> _What is being asked_
Set down all of the data exactly as it appears.
________________________
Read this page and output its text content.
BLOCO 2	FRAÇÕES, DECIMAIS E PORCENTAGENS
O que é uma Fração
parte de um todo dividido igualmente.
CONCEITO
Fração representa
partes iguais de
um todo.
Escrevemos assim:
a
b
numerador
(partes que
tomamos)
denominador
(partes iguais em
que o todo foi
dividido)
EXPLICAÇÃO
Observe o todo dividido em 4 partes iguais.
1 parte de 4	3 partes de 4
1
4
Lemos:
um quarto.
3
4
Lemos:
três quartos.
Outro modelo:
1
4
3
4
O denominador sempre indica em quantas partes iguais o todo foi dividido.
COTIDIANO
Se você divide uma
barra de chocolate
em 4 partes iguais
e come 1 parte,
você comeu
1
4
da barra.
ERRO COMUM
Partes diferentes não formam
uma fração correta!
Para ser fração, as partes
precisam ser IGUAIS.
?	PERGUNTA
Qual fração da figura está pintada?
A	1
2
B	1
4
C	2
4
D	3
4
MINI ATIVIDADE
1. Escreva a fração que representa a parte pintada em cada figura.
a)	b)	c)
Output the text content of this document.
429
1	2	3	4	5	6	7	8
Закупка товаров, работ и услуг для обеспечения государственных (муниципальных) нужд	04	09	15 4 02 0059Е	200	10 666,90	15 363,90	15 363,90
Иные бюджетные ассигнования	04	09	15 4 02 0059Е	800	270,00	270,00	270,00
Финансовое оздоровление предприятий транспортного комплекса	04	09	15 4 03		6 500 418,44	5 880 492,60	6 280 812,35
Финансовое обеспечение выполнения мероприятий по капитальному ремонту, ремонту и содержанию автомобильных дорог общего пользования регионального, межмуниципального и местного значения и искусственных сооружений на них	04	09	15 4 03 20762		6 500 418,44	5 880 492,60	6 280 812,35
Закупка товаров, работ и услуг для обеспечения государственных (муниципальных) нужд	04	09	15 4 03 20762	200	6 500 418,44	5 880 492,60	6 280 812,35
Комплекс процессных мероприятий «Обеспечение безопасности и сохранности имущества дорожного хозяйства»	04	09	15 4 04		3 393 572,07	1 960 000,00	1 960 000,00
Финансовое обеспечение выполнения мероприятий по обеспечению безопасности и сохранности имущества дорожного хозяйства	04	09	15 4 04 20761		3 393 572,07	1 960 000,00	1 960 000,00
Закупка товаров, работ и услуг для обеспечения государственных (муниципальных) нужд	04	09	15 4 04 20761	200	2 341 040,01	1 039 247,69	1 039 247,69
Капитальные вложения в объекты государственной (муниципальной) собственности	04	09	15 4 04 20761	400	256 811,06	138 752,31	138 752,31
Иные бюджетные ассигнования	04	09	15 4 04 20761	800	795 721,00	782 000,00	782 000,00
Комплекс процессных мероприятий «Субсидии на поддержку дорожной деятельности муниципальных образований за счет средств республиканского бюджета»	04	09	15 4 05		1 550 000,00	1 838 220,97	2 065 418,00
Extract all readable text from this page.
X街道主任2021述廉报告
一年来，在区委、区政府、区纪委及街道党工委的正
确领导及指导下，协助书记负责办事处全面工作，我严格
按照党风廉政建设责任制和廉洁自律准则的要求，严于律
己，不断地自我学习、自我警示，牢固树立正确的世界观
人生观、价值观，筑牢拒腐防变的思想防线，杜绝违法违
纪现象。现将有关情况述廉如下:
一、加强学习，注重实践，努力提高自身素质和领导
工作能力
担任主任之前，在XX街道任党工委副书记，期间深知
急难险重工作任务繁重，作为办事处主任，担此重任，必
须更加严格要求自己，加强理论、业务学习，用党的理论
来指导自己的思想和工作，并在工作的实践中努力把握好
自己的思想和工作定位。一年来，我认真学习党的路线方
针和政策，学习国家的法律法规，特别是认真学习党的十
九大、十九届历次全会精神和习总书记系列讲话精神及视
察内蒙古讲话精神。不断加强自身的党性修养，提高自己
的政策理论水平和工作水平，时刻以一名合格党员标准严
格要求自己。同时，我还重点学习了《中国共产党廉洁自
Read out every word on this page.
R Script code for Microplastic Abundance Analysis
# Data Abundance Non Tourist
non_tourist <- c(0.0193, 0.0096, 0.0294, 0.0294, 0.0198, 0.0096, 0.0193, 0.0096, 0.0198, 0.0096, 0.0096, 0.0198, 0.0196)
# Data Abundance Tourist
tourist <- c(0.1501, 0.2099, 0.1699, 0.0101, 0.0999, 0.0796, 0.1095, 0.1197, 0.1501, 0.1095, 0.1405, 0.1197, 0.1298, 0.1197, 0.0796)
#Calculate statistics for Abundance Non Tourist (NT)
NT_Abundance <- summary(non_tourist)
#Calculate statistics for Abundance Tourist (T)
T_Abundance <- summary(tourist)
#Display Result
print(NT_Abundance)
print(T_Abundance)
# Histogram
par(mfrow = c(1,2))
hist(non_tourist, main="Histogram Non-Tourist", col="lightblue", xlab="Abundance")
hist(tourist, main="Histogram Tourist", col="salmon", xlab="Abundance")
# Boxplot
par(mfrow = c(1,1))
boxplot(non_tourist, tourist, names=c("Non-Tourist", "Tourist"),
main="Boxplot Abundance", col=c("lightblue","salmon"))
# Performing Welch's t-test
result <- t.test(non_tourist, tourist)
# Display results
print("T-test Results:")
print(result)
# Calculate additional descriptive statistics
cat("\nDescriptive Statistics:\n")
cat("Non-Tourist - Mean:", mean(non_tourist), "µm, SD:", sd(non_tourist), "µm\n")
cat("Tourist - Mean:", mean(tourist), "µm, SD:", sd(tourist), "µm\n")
________________________
> _Solution below_
Read this page and output its text content.
BLOCO 2	FRAÇÕES, DECIMAIS E PORCENTAGENS
O que é uma Fração
parte de um todo dividido igualmente.
CONCEITO
Fração representa
partes iguais de
um todo.
Escrevemos assim:
a
b
numerador
(partes que
tomamos)
denominador
(partes iguais em
que o todo foi
dividido)
EXPLICAÇÃO
Observe o todo dividido em 4 partes iguais.
1 parte de 4	3 partes de 4
1
4
Lemos:
um quarto.
3
4
Lemos:
três quartos.
Outro modelo:
1
4
3
4
O denominador sempre indica em quantas partes iguais o todo foi dividido.
COTIDIANO
Se você divide uma
barra de chocolate
em 4 partes iguais
e come 1 parte,
você comeu
1
4
da barra.
ERRO COMUM
Partes diferentes não formam
uma fração correta!
Para ser fração, as partes
precisam ser IGUAIS.
?	PERGUNTA
Qual fração da figura está pintada?
A	1
2
B	1
4
C	2
4
D	3
4
MINI ATIVIDADE
1. Escreva a fração que representa a parte pintada em cada figura.
a)	b)	c)
Output the text content of this document.
429
1	2	3	4	5	6	7	8
Закупка товаров, работ и услуг для обеспечения государственных (муниципальных) нужд	04	09	15 4 02 0059Е	200	10 666,90	15 363,90	15 363,90
Иные бюджетные ассигнования	04	09	15 4 02 0059Е	800	270,00	270,00	270,00
Финансовое оздоровление предприятий транспортного комплекса	04	09	15 4 03		6 500 418,44	5 880 492,60	6 280 812,35
Финансовое обеспечение выполнения мероприятий по капитальному ремонту, ремонту и содержанию автомобильных дорог общего пользования регионального, межмуниципального и местного значения и искусственных сооружений на них	04	09	15 4 03 20762		6 500 418,44	5 880 492,60	6 280 812,35
Закупка товаров, работ и услуг для обеспечения государственных (муниципальных) нужд	04	09	15 4 03 20762	200	6 500 418,44	5 880 492,60	6 280 812,35
Комплекс процессных мероприятий «Обеспечение безопасности и сохранности имущества дорожного хозяйства»	04	09	15 4 04		3 393 572,07	1 960 000,00	1 960 000,00
Финансовое обеспечение выполнения мероприятий по обеспечению безопасности и сохранности имущества дорожного хозяйства	04	09	15 4 04 20761		3 393 572,07	1 960 000,00	1 960 000,00
Закупка товаров, работ и услуг для обеспечения государственных (муниципальных) нужд	04	09	15 4 04 20761	200	2 341 040,01	1 039 247,69	1 039 247,69
Капитальные вложения в объекты государственной (муниципальной) собственности	04	09	15 4 04 20761	400	256 811,06	138 752,31	138 752,31
Иные бюджетные ассигнования	04	09	15 4 04 20761	800	795 721,00	782 000,00	782 000,00
Комплекс процессных мероприятий «Субсидии на поддержку дорожной деятельности муниципальных образований за счет средств республиканского бюджета»	04	09	15 4 05		1 550 000,00	1 838 220,97	2 065 418,00
Extract all readable text from this page.
X街道主任2021述廉报告
一年来，在区委、区政府、区纪委及街道党工委的正
确领导及指导下，协助书记负责办事处全面工作，我严格
按照党风廉政建设责任制和廉洁自律准则的要求，严于律
己，不断地自我学习、自我警示，牢固树立正确的世界观
人生观、价值观，筑牢拒腐防变的思想防线，杜绝违法违
纪现象。现将有关情况述廉如下:
一、加强学习，注重实践，努力提高自身素质和领导
工作能力
担任主任之前，在XX街道任党工委副书记，期间深知
急难险重工作任务繁重，作为办事处主任，担此重任，必
须更加严格要求自己，加强理论、业务学习，用党的理论
来指导自己的思想和工作，并在工作的实践中努力把握好
自己的思想和工作定位。一年来，我认真学习党的路线方
针和政策，学习国家的法律法规，特别是认真学习党的十
九大、十九届历次全会精神和习总书记系列讲话精神及视
察内蒙古讲话精神。不断加强自身的党性修养，提高自己
的政策理论水平和工作水平，时刻以一名合格党员标准严
格要求自己。同时，我还重点学习了《中国共产党廉洁自
Read out every word on this page.
R Script code for Microplastic Abundance Analysis
# Data Abundance Non Tourist
non_tourist <- c(0.0193, 0.0096, 0.0294, 0.0294, 0.0198, 0.0096, 0.0193, 0.0096, 0.0198, 0.0096, 0.0096, 0.0198, 0.0196)
# Data Abundance Tourist
tourist <- c(0.1501, 0.2099, 0.1699, 0.0101, 0.0999, 0.0796, 0.1095, 0.1197, 0.1501, 0.1095, 0.1405, 0.1197, 0.1298, 0.1197, 0.0796)
#Calculate statistics for Abundance Non Tourist (NT)
NT_Abundance <- summary(non_tourist)
#Calculate statistics for Abundance Tourist (T)
T_Abundance <- summary(tourist)
#Display Result
print(NT_Abundance)
print(T_Abundance)
# Histogram
par(mfrow = c(1,2))
hist(non_tourist, main="Histogram Non-Tourist", col="lightblue", xlab="Abundance")
hist(tourist, main="Histogram Tourist", col="salmon", xlab="Abundance")
# Boxplot
par(mfrow = c(1,1))
boxplot(non_tourist, tourist, names=c("Non-Tourist", "Tourist"),
main="Boxplot Abundance", col=c("lightblue","salmon"))
# Performing Welch's t-test
result <- t.test(non_tourist, tourist)
# Display results
print("T-test Results:")
print(result)
# Calculate additional descriptive statistics
cat("\nDescriptive Statistics:\n")
cat("Non-Tourist - Mean:", mean(non_tourist), "µm, SD:", sd(non_tourist), "µm\n")
cat("Tourist - Mean:", mean(tourist), "µm, SD:", sd(tourist), "µm\n")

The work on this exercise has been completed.